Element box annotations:
───

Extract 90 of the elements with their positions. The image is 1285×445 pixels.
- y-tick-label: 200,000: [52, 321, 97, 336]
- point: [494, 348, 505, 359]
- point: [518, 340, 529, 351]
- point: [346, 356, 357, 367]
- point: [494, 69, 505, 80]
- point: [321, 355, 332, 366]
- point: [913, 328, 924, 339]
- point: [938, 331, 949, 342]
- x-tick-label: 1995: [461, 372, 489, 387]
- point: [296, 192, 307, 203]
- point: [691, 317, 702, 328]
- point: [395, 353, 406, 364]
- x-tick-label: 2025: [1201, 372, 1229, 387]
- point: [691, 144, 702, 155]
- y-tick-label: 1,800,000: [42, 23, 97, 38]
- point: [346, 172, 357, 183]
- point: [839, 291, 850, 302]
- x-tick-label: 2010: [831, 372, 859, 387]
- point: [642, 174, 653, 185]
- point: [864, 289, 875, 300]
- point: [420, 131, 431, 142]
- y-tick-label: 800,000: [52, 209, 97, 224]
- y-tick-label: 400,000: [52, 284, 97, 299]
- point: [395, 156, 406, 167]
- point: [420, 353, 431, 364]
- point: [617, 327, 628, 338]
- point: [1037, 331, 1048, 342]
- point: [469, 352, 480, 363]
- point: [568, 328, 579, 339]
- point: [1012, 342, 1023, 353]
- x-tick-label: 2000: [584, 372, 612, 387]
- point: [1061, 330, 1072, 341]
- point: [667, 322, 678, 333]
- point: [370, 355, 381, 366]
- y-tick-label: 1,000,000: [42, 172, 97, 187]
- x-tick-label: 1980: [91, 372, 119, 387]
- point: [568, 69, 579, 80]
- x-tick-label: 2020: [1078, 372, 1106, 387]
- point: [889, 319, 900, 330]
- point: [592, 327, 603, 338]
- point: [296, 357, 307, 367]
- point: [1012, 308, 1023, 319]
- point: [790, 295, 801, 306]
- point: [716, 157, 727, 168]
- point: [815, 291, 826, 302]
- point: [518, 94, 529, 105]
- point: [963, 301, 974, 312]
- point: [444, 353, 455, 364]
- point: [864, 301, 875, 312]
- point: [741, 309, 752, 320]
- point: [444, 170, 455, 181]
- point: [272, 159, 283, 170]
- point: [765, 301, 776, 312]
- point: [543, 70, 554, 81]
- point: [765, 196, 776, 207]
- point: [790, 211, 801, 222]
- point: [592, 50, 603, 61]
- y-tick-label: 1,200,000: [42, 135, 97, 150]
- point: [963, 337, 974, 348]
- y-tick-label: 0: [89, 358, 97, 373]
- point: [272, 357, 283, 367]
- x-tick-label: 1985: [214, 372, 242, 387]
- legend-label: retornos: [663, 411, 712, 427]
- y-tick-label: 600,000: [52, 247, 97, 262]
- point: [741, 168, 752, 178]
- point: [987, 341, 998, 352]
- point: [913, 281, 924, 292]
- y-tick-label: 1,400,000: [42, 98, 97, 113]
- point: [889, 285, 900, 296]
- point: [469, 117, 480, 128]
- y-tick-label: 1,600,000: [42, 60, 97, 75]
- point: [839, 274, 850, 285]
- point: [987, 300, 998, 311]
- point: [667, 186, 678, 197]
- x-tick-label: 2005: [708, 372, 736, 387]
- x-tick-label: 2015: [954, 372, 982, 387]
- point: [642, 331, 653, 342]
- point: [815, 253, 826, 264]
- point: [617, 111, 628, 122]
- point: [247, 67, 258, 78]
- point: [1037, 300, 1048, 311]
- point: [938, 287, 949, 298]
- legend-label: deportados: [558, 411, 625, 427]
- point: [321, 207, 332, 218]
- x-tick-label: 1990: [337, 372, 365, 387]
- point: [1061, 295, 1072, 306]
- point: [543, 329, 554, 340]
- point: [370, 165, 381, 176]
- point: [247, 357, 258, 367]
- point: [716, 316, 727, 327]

───

**What is required:** In the data above, pick out every line that contains the string "legend", matching case exactly, and copy each such line in full.

**Written answer:**
- legend-label: retornos: [663, 411, 712, 427]
- legend-label: deportados: [558, 411, 625, 427]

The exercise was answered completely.